* EXERCISE REQUIREMENTS *
Every entry below should be printed exactly, without its images.
╭─ RECORDS PROVIDED
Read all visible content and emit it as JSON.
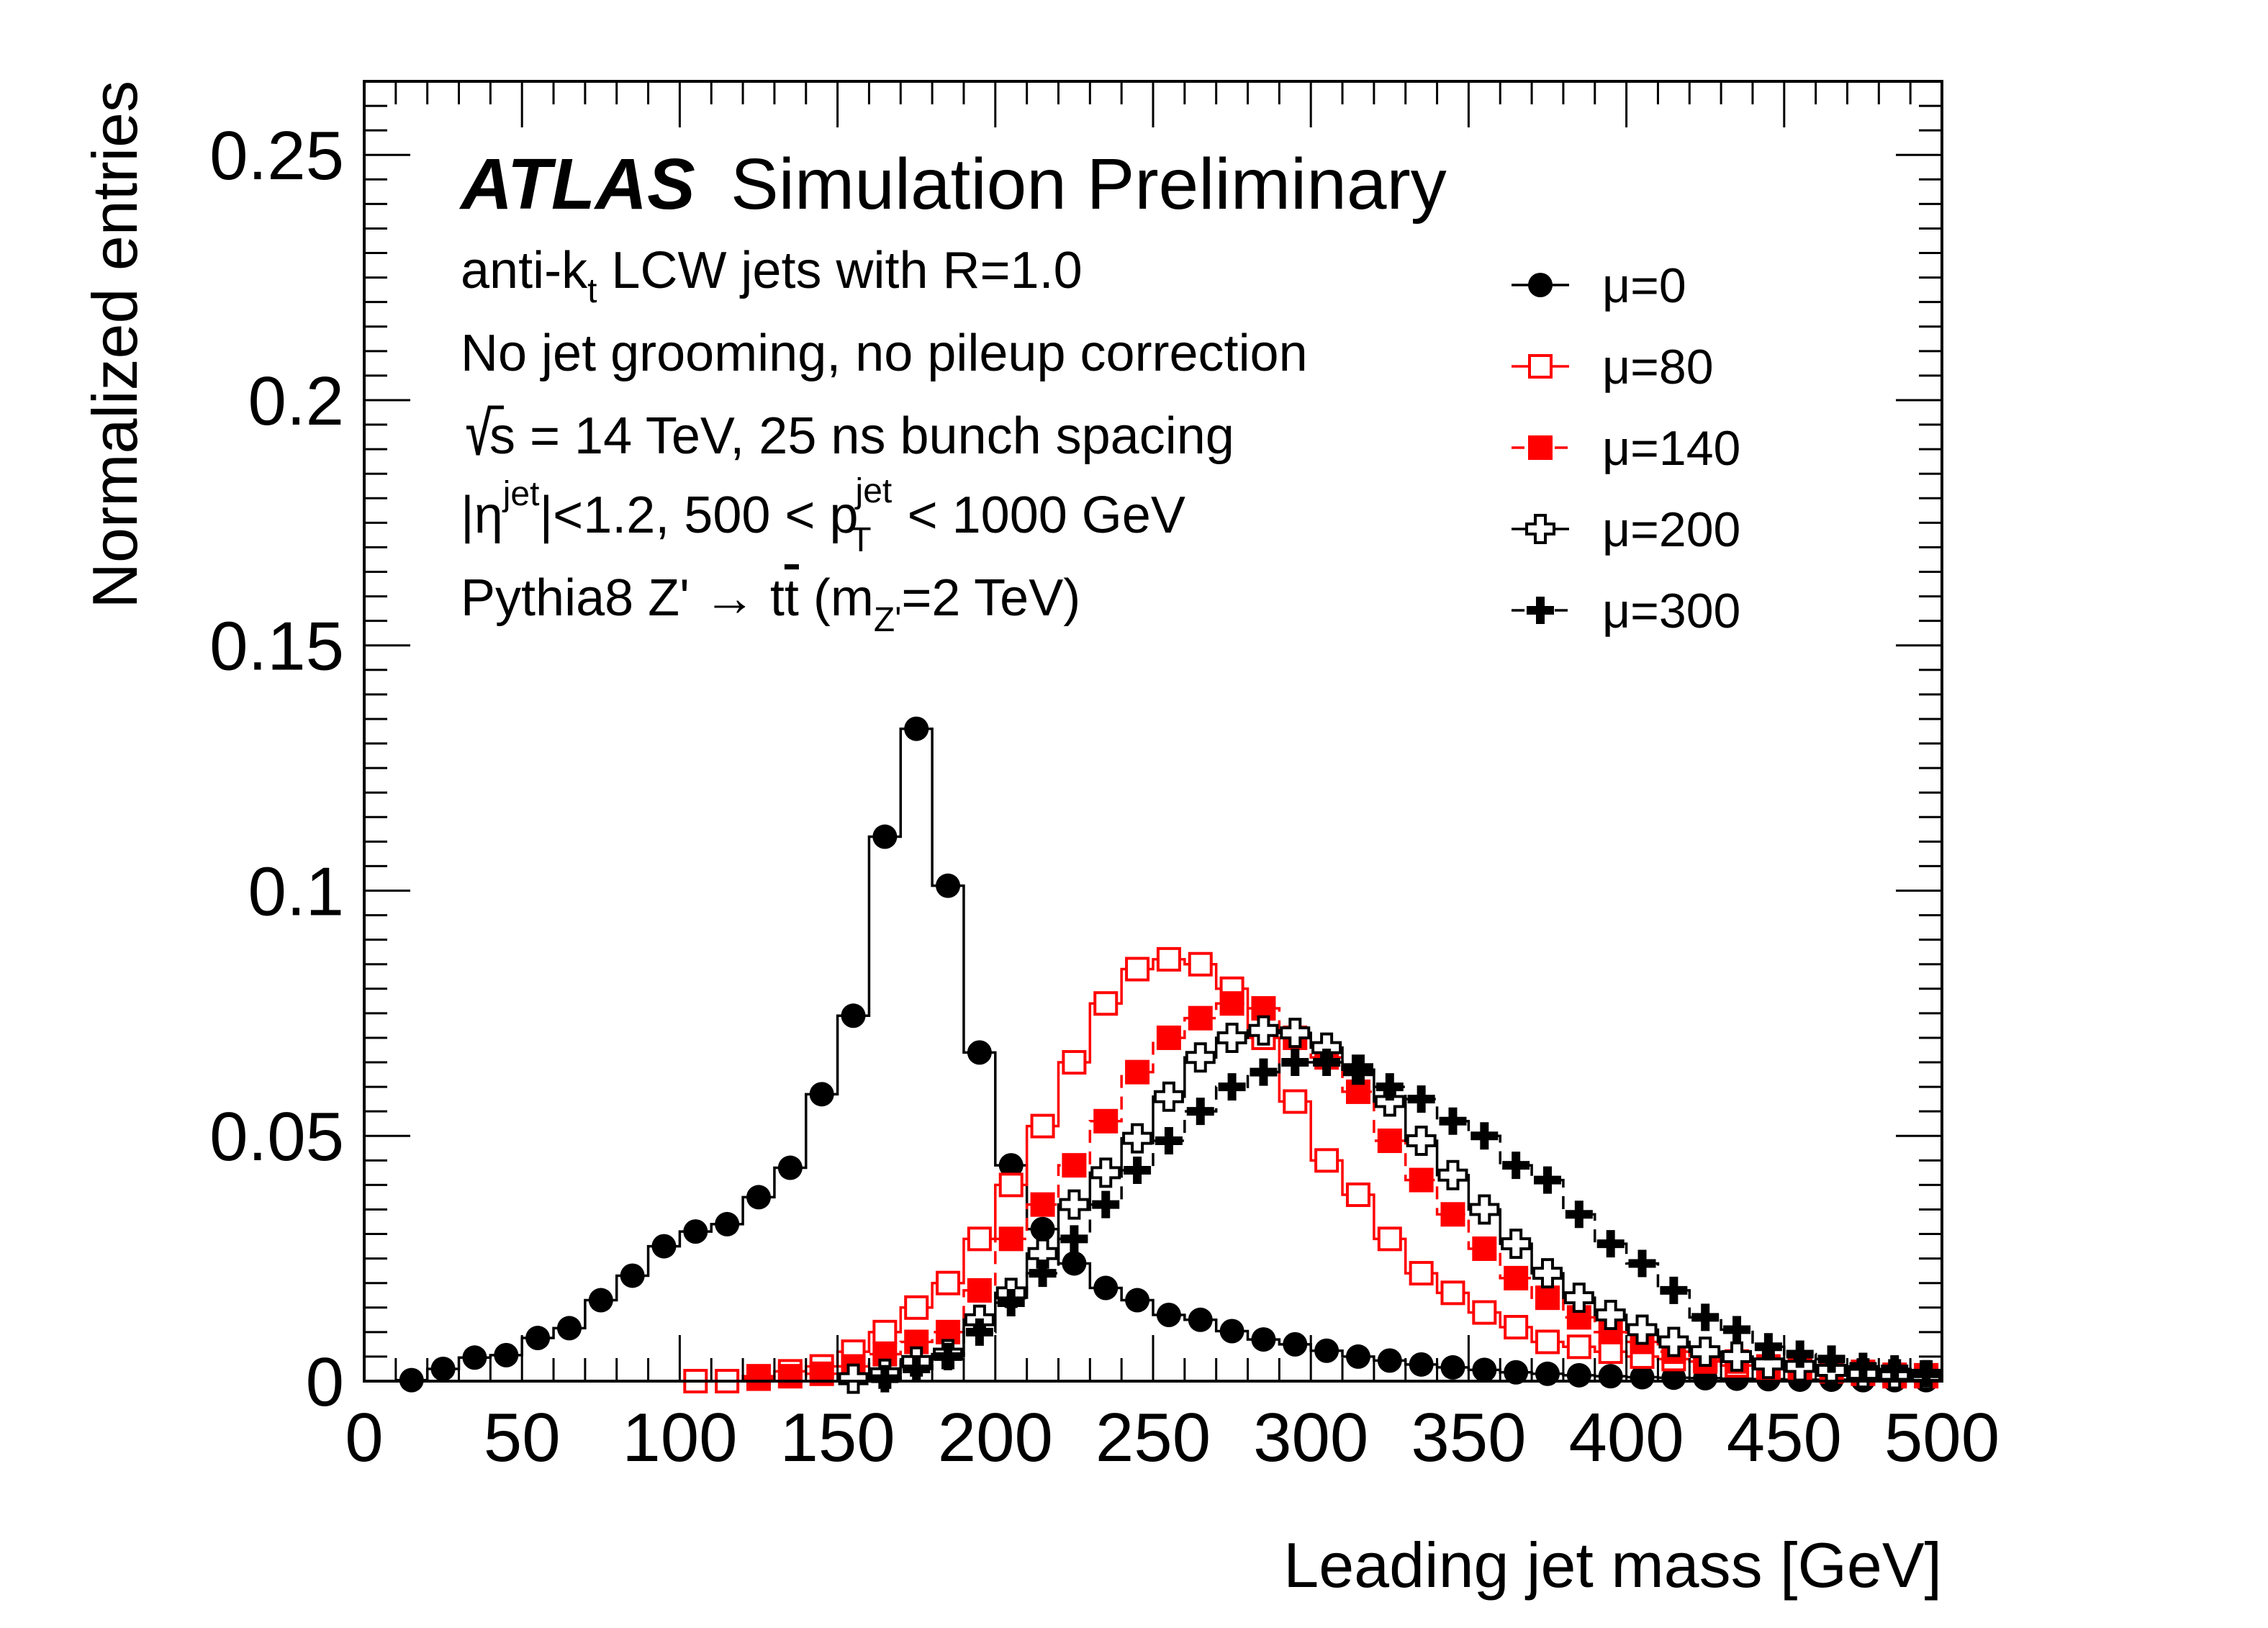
{
  "chart_data": {
    "type": "line",
    "xlabel": "Leading jet mass [GeV]",
    "ylabel": "Normalized entries",
    "xlim": [
      0,
      500
    ],
    "ylim": [
      0,
      0.265
    ],
    "x_ticks": [
      "0",
      "50",
      "100",
      "150",
      "200",
      "250",
      "300",
      "350",
      "400",
      "450",
      "500"
    ],
    "y_ticks": [
      "0",
      "0.05",
      "0.1",
      "0.15",
      "0.2",
      "0.25"
    ],
    "grid": false,
    "legend_position": "top-right",
    "annotations": {
      "atlas": "ATLAS",
      "status": "Simulation Preliminary",
      "line1_pre": "anti-k",
      "line1_sub": "t",
      "line1_post": " LCW jets with R=1.0",
      "line2": "No jet grooming, no pileup correction",
      "line3_sqrt": "s",
      "line3_post": " = 14 TeV, 25 ns bunch spacing",
      "line4_a": "|η",
      "line4_a_sup": "jet",
      "line4_b": "|<1.2, 500 < p",
      "line4_b_sup": "jet",
      "line4_b_sub": "T",
      "line4_c": " < 1000 GeV",
      "line5_a": "Pythia8 Z' → t",
      "line5_tbar": "t",
      "line5_b": " (m",
      "line5_sub": "Z'",
      "line5_c": "=2 TeV)"
    },
    "x": [
      15,
      25,
      35,
      45,
      55,
      65,
      75,
      85,
      95,
      105,
      115,
      125,
      135,
      145,
      155,
      165,
      175,
      185,
      195,
      205,
      215,
      225,
      235,
      245,
      255,
      265,
      275,
      285,
      295,
      305,
      315,
      325,
      335,
      345,
      355,
      365,
      375,
      385,
      395,
      405,
      415,
      425,
      435,
      445,
      455,
      465,
      475,
      485,
      495
    ],
    "series": [
      {
        "name": "μ=0",
        "label": "μ=0",
        "color": "#000000",
        "marker": "circle",
        "dashed": false,
        "values": [
          0.0002,
          0.0025,
          0.0048,
          0.0053,
          0.0088,
          0.0108,
          0.0165,
          0.0215,
          0.0275,
          0.0305,
          0.032,
          0.0375,
          0.0435,
          0.0585,
          0.0745,
          0.111,
          0.133,
          0.101,
          0.067,
          0.044,
          0.031,
          0.024,
          0.019,
          0.0165,
          0.0135,
          0.0125,
          0.0102,
          0.0085,
          0.0075,
          0.0062,
          0.005,
          0.0042,
          0.0034,
          0.0028,
          0.0023,
          0.0018,
          0.0015,
          0.0012,
          0.001,
          0.0008,
          0.0007,
          0.0006,
          0.0005,
          0.0004,
          0.0003,
          0.0003,
          0.0002,
          0.0002,
          0.0002
        ]
      },
      {
        "name": "μ=80",
        "label": "μ=80",
        "color": "#ff0000",
        "marker": "open-square",
        "dashed": false,
        "values": [
          null,
          null,
          null,
          null,
          null,
          null,
          null,
          null,
          null,
          0.0,
          0.0,
          0.001,
          0.002,
          0.003,
          0.006,
          0.01,
          0.015,
          0.02,
          0.029,
          0.04,
          0.052,
          0.065,
          0.077,
          0.084,
          0.086,
          0.085,
          0.08,
          0.07,
          0.057,
          0.045,
          0.038,
          0.029,
          0.022,
          0.018,
          0.014,
          0.011,
          0.008,
          0.007,
          0.006,
          0.005,
          0.0045,
          0.004,
          0.0032,
          0.0026,
          0.0022,
          0.002,
          0.0015,
          0.001,
          0.001
        ]
      },
      {
        "name": "μ=140",
        "label": "μ=140",
        "color": "#ff0000",
        "marker": "filled-square",
        "dashed": true,
        "values": [
          null,
          null,
          null,
          null,
          null,
          null,
          null,
          null,
          null,
          null,
          null,
          0.0005,
          0.001,
          0.0015,
          0.003,
          0.0055,
          0.008,
          0.01,
          0.0185,
          0.029,
          0.036,
          0.044,
          0.053,
          0.063,
          0.07,
          0.074,
          0.077,
          0.076,
          0.07,
          0.066,
          0.059,
          0.049,
          0.041,
          0.034,
          0.027,
          0.021,
          0.017,
          0.013,
          0.01,
          0.008,
          0.006,
          0.0045,
          0.004,
          0.003,
          0.0027,
          0.0022,
          0.0019,
          0.0013,
          0.0012
        ]
      },
      {
        "name": "μ=200",
        "label": "μ=200",
        "color": "#000000",
        "marker": "open-cross",
        "dashed": false,
        "values": [
          null,
          null,
          null,
          null,
          null,
          null,
          null,
          null,
          null,
          null,
          null,
          null,
          null,
          null,
          0.0005,
          0.0015,
          0.004,
          0.0055,
          0.0125,
          0.018,
          0.026,
          0.036,
          0.0425,
          0.0495,
          0.058,
          0.066,
          0.07,
          0.0715,
          0.071,
          0.068,
          0.0635,
          0.057,
          0.049,
          0.042,
          0.035,
          0.028,
          0.022,
          0.017,
          0.0135,
          0.0105,
          0.008,
          0.006,
          0.005,
          0.0035,
          0.003,
          0.0022,
          0.0016,
          0.0014,
          0.0012
        ]
      },
      {
        "name": "μ=300",
        "label": "μ=300",
        "color": "#000000",
        "marker": "filled-cross",
        "dashed": true,
        "values": [
          null,
          null,
          null,
          null,
          null,
          null,
          null,
          null,
          null,
          null,
          null,
          null,
          null,
          null,
          null,
          0.0005,
          0.0025,
          0.005,
          0.01,
          0.016,
          0.022,
          0.029,
          0.036,
          0.043,
          0.049,
          0.055,
          0.06,
          0.063,
          0.065,
          0.065,
          0.0635,
          0.06,
          0.0575,
          0.053,
          0.05,
          0.044,
          0.041,
          0.034,
          0.028,
          0.024,
          0.0185,
          0.013,
          0.0105,
          0.007,
          0.0055,
          0.0045,
          0.003,
          0.0025,
          0.0015
        ]
      }
    ]
  }
}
╰─
* ANSWER FOR THIS EXERCISE *
Read all visible content and emit it as JSON.
{
  "chart_data": {
    "type": "line",
    "xlabel": "Leading jet mass [GeV]",
    "ylabel": "Normalized entries",
    "xlim": [
      0,
      500
    ],
    "ylim": [
      0,
      0.265
    ],
    "x_ticks": [
      "0",
      "50",
      "100",
      "150",
      "200",
      "250",
      "300",
      "350",
      "400",
      "450",
      "500"
    ],
    "y_ticks": [
      "0",
      "0.05",
      "0.1",
      "0.15",
      "0.2",
      "0.25"
    ],
    "grid": false,
    "legend_position": "top-right",
    "annotations": {
      "atlas": "ATLAS",
      "status": "Simulation Preliminary",
      "line1_pre": "anti-k",
      "line1_sub": "t",
      "line1_post": " LCW jets with R=1.0",
      "line2": "No jet grooming, no pileup correction",
      "line3_sqrt": "s",
      "line3_post": " = 14 TeV, 25 ns bunch spacing",
      "line4_a": "|η",
      "line4_a_sup": "jet",
      "line4_b": "|<1.2, 500 < p",
      "line4_b_sup": "jet",
      "line4_b_sub": "T",
      "line4_c": " < 1000 GeV",
      "line5_a": "Pythia8 Z' → t",
      "line5_tbar": "t",
      "line5_b": " (m",
      "line5_sub": "Z'",
      "line5_c": "=2 TeV)"
    },
    "x": [
      15,
      25,
      35,
      45,
      55,
      65,
      75,
      85,
      95,
      105,
      115,
      125,
      135,
      145,
      155,
      165,
      175,
      185,
      195,
      205,
      215,
      225,
      235,
      245,
      255,
      265,
      275,
      285,
      295,
      305,
      315,
      325,
      335,
      345,
      355,
      365,
      375,
      385,
      395,
      405,
      415,
      425,
      435,
      445,
      455,
      465,
      475,
      485,
      495
    ],
    "series": [
      {
        "name": "μ=0",
        "label": "μ=0",
        "color": "#000000",
        "marker": "circle",
        "dashed": false,
        "values": [
          0.0002,
          0.0025,
          0.0048,
          0.0053,
          0.0088,
          0.0108,
          0.0165,
          0.0215,
          0.0275,
          0.0305,
          0.032,
          0.0375,
          0.0435,
          0.0585,
          0.0745,
          0.111,
          0.133,
          0.101,
          0.067,
          0.044,
          0.031,
          0.024,
          0.019,
          0.0165,
          0.0135,
          0.0125,
          0.0102,
          0.0085,
          0.0075,
          0.0062,
          0.005,
          0.0042,
          0.0034,
          0.0028,
          0.0023,
          0.0018,
          0.0015,
          0.0012,
          0.001,
          0.0008,
          0.0007,
          0.0006,
          0.0005,
          0.0004,
          0.0003,
          0.0003,
          0.0002,
          0.0002,
          0.0002
        ]
      },
      {
        "name": "μ=80",
        "label": "μ=80",
        "color": "#ff0000",
        "marker": "open-square",
        "dashed": false,
        "values": [
          null,
          null,
          null,
          null,
          null,
          null,
          null,
          null,
          null,
          0.0,
          0.0,
          0.001,
          0.002,
          0.003,
          0.006,
          0.01,
          0.015,
          0.02,
          0.029,
          0.04,
          0.052,
          0.065,
          0.077,
          0.084,
          0.086,
          0.085,
          0.08,
          0.07,
          0.057,
          0.045,
          0.038,
          0.029,
          0.022,
          0.018,
          0.014,
          0.011,
          0.008,
          0.007,
          0.006,
          0.005,
          0.0045,
          0.004,
          0.0032,
          0.0026,
          0.0022,
          0.002,
          0.0015,
          0.001,
          0.001
        ]
      },
      {
        "name": "μ=140",
        "label": "μ=140",
        "color": "#ff0000",
        "marker": "filled-square",
        "dashed": true,
        "values": [
          null,
          null,
          null,
          null,
          null,
          null,
          null,
          null,
          null,
          null,
          null,
          0.0005,
          0.001,
          0.0015,
          0.003,
          0.0055,
          0.008,
          0.01,
          0.0185,
          0.029,
          0.036,
          0.044,
          0.053,
          0.063,
          0.07,
          0.074,
          0.077,
          0.076,
          0.07,
          0.066,
          0.059,
          0.049,
          0.041,
          0.034,
          0.027,
          0.021,
          0.017,
          0.013,
          0.01,
          0.008,
          0.006,
          0.0045,
          0.004,
          0.003,
          0.0027,
          0.0022,
          0.0019,
          0.0013,
          0.0012
        ]
      },
      {
        "name": "μ=200",
        "label": "μ=200",
        "color": "#000000",
        "marker": "open-cross",
        "dashed": false,
        "values": [
          null,
          null,
          null,
          null,
          null,
          null,
          null,
          null,
          null,
          null,
          null,
          null,
          null,
          null,
          0.0005,
          0.0015,
          0.004,
          0.0055,
          0.0125,
          0.018,
          0.026,
          0.036,
          0.0425,
          0.0495,
          0.058,
          0.066,
          0.07,
          0.0715,
          0.071,
          0.068,
          0.0635,
          0.057,
          0.049,
          0.042,
          0.035,
          0.028,
          0.022,
          0.017,
          0.0135,
          0.0105,
          0.008,
          0.006,
          0.005,
          0.0035,
          0.003,
          0.0022,
          0.0016,
          0.0014,
          0.0012
        ]
      },
      {
        "name": "μ=300",
        "label": "μ=300",
        "color": "#000000",
        "marker": "filled-cross",
        "dashed": true,
        "values": [
          null,
          null,
          null,
          null,
          null,
          null,
          null,
          null,
          null,
          null,
          null,
          null,
          null,
          null,
          null,
          0.0005,
          0.0025,
          0.005,
          0.01,
          0.016,
          0.022,
          0.029,
          0.036,
          0.043,
          0.049,
          0.055,
          0.06,
          0.063,
          0.065,
          0.065,
          0.0635,
          0.06,
          0.0575,
          0.053,
          0.05,
          0.044,
          0.041,
          0.034,
          0.028,
          0.024,
          0.0185,
          0.013,
          0.0105,
          0.007,
          0.0055,
          0.0045,
          0.003,
          0.0025,
          0.0015
        ]
      }
    ]
  }
}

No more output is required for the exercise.